▶ Problems
1 – In the article on Colorado State Highway 183, which county is the highway in?
2 – Extract the lines of the records from the very first line through the line holding "event-point [1016,114,1030,128]", with both ends included. Reproduce them exactly.

▶ Selection
Route information
- Maintained by CDOT
- Length: 1.000 mi (1.609 km)

Major junctions
- South end: CR HH in Fort Lyon
- North end: US 50 east of Las Animas

Location
- Country: United States
- State: Colorado
- Counties: Bent

Highway system
- Colorado State Highway System; Interstate; US; State; Scenic;
| ← SH 177 |  | → SH 184 |

= Colorado State Highway 183 =

State highway in Colorado, United States

State Highway 183 (SH 183) is a highway in Bent County, Colorado. SH 183's southern terminus is at County Route HH (CR HH) near Fort Lyon, and the northern terminus is at U.S. Route 50 (US 50) east of Las Animas.

Stored records:
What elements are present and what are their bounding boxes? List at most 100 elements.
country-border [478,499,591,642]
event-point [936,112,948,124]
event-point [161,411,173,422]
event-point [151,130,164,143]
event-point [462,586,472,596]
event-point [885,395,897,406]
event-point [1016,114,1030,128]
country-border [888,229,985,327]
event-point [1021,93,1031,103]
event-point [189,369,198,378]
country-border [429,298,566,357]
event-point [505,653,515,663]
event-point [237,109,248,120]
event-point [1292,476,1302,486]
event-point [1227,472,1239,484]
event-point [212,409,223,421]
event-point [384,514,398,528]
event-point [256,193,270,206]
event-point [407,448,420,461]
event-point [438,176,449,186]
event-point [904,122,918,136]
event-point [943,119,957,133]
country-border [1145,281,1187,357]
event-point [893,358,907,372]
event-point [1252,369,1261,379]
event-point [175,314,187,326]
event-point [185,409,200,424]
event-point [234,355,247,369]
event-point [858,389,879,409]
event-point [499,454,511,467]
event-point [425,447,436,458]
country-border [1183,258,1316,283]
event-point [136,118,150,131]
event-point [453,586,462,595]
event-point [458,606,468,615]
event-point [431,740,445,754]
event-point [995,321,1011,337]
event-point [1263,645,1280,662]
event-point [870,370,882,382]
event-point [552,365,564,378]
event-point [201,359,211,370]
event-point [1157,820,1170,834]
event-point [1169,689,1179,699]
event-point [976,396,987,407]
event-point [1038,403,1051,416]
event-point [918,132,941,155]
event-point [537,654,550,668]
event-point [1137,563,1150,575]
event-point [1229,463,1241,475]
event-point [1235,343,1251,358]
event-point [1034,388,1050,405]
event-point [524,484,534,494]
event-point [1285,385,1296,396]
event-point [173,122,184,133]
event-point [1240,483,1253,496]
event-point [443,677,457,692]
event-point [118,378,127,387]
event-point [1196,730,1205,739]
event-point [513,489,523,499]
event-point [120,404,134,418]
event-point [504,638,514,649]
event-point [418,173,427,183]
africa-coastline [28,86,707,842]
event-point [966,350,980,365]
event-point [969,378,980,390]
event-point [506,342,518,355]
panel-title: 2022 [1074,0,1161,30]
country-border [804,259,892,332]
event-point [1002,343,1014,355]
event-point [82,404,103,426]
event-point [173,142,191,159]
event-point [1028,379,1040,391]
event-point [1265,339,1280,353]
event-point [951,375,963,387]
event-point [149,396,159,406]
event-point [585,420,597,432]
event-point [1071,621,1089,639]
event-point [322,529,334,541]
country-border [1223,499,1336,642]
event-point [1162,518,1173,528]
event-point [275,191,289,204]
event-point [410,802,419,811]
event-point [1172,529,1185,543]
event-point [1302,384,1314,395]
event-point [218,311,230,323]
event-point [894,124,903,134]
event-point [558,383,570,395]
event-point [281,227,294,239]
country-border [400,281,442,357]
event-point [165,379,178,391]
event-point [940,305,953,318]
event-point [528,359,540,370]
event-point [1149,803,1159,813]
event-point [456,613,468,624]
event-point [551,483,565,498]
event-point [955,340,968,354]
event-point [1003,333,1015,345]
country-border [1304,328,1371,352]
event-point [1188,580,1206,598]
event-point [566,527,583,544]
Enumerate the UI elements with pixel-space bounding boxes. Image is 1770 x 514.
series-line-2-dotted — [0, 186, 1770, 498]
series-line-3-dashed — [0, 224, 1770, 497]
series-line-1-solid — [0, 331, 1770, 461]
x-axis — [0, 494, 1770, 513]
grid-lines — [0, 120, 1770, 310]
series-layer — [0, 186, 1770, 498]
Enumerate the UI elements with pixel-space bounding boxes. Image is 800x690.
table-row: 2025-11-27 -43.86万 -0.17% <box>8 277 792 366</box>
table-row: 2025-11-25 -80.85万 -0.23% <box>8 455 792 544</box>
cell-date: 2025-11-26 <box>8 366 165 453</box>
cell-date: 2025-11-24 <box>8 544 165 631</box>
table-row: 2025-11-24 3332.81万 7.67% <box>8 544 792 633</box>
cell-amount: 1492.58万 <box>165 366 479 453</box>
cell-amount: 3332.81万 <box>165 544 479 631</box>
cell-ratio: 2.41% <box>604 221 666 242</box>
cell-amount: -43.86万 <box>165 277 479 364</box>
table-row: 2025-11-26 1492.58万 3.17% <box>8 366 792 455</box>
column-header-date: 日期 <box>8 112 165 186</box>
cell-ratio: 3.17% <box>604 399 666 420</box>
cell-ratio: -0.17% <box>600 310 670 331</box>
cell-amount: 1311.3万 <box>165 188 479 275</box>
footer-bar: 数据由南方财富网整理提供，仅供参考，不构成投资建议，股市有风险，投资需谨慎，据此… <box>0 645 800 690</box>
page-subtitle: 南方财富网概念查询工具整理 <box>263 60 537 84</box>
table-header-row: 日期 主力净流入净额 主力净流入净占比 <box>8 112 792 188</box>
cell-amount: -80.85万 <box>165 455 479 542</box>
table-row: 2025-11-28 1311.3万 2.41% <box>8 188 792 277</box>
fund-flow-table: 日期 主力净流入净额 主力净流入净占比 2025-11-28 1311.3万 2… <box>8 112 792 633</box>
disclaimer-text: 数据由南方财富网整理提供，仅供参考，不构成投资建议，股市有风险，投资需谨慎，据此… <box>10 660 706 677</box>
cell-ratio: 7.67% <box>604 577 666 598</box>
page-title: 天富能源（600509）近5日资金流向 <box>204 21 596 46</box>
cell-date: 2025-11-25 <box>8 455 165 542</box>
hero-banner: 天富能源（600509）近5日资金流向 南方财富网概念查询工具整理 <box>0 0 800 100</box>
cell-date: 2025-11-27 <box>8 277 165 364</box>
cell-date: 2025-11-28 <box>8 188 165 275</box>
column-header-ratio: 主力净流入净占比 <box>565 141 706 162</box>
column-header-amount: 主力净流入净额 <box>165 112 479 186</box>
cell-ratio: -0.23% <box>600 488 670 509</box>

▶ Task answers
1 – Bent County, Colorado.

2 –
What elements are present and what are their bounding boxes? List at most 100 elements.
country-border [478,499,591,642]
event-point [936,112,948,124]
event-point [161,411,173,422]
event-point [151,130,164,143]
event-point [462,586,472,596]
event-point [885,395,897,406]
event-point [1016,114,1030,128]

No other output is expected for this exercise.